Stated exercise: Return the listing below verbatim. Pictures do not belong in the copy.

Given information:
......

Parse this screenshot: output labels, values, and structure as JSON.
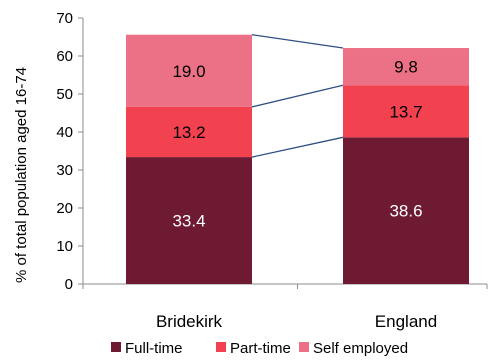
{
  "chart_data": {
    "type": "bar",
    "stacked": true,
    "categories": [
      "Bridekirk",
      "England"
    ],
    "series": [
      {
        "name": "Full-time",
        "values": [
          33.4,
          38.6
        ],
        "color": "#6e1a33",
        "label_color": "#ffffff"
      },
      {
        "name": "Part-time",
        "values": [
          13.2,
          13.7
        ],
        "color": "#f2414f",
        "label_color": "#000000"
      },
      {
        "name": "Self employed",
        "values": [
          19.0,
          9.8
        ],
        "color": "#ec7186",
        "label_color": "#000000"
      }
    ],
    "ylabel": "% of total population aged 16-74",
    "ylim": [
      0,
      70
    ],
    "yticks": [
      0,
      10,
      20,
      30,
      40,
      50,
      60,
      70
    ],
    "connector_color": "#2f4f84",
    "grid": false,
    "legend": "bottom"
  }
}
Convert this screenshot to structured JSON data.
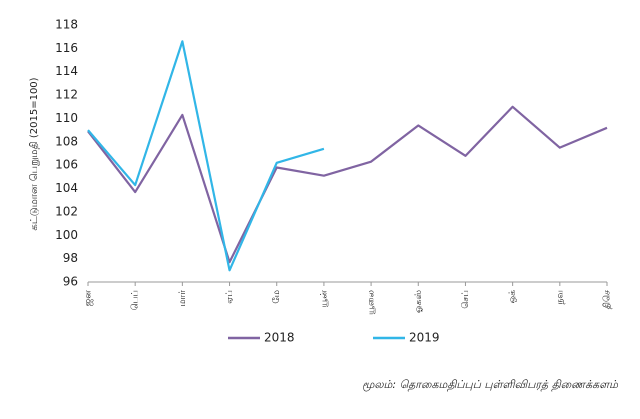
{
  "chart_data": {
    "type": "line",
    "y_label": "கட்டுமான பெறுமதி (2015=100)",
    "categories": [
      "ஜன",
      "பெப்",
      "மார்",
      "ஏப்",
      "மே",
      "யூன்",
      "யூலை",
      "ஓகஸ்",
      "செப்",
      "ஒக்",
      "நவ",
      "திசெ"
    ],
    "series": [
      {
        "name": "2018",
        "color": "#8064a2",
        "values": [
          108.9,
          103.7,
          110.3,
          97.7,
          105.8,
          105.1,
          106.3,
          109.4,
          106.8,
          111.0,
          107.5,
          109.2
        ]
      },
      {
        "name": "2019",
        "color": "#31b6e7",
        "values": [
          109.0,
          104.3,
          116.6,
          97.0,
          106.2,
          107.4,
          null,
          null,
          null,
          null,
          null,
          null
        ]
      }
    ],
    "ylim": [
      96,
      118
    ],
    "yticks": [
      96,
      98,
      100,
      102,
      104,
      106,
      108,
      110,
      112,
      114,
      116,
      118
    ],
    "grid": false,
    "legend": "bottom",
    "source": "மூலம்: தொகைமதிப்புப் புள்ளிவிபரத் திணைக்களம்"
  }
}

......

Output of the task:
Parse this screenshot: output labels, values, and structure as JSON.
{
  "chart_data": {
    "type": "bar",
    "stacked": true,
    "categories": [
      "Bridekirk",
      "England"
    ],
    "series": [
      {
        "name": "Full-time",
        "values": [
          33.4,
          38.6
        ],
        "color": "#6e1a33",
        "label_color": "#ffffff"
      },
      {
        "name": "Part-time",
        "values": [
          13.2,
          13.7
        ],
        "color": "#f2414f",
        "label_color": "#000000"
      },
      {
        "name": "Self employed",
        "values": [
          19.0,
          9.8
        ],
        "color": "#ec7186",
        "label_color": "#000000"
      }
    ],
    "ylabel": "% of total population aged 16-74",
    "ylim": [
      0,
      70
    ],
    "yticks": [
      0,
      10,
      20,
      30,
      40,
      50,
      60,
      70
    ],
    "connector_color": "#2f4f84",
    "grid": false,
    "legend": "bottom"
  }
}
Convert this screenshot to structured JSON data.
{
  "chart_data": {
    "type": "line",
    "y_label": "கட்டுமான பெறுமதி (2015=100)",
    "categories": [
      "ஜன",
      "பெப்",
      "மார்",
      "ஏப்",
      "மே",
      "யூன்",
      "யூலை",
      "ஓகஸ்",
      "செப்",
      "ஒக்",
      "நவ",
      "திசெ"
    ],
    "series": [
      {
        "name": "2018",
        "color": "#8064a2",
        "values": [
          108.9,
          103.7,
          110.3,
          97.7,
          105.8,
          105.1,
          106.3,
          109.4,
          106.8,
          111.0,
          107.5,
          109.2
        ]
      },
      {
        "name": "2019",
        "color": "#31b6e7",
        "values": [
          109.0,
          104.3,
          116.6,
          97.0,
          106.2,
          107.4,
          null,
          null,
          null,
          null,
          null,
          null
        ]
      }
    ],
    "ylim": [
      96,
      118
    ],
    "yticks": [
      96,
      98,
      100,
      102,
      104,
      106,
      108,
      110,
      112,
      114,
      116,
      118
    ],
    "grid": false,
    "legend": "bottom",
    "source": "மூலம்: தொகைமதிப்புப் புள்ளிவிபரத் திணைக்களம்"
  }
}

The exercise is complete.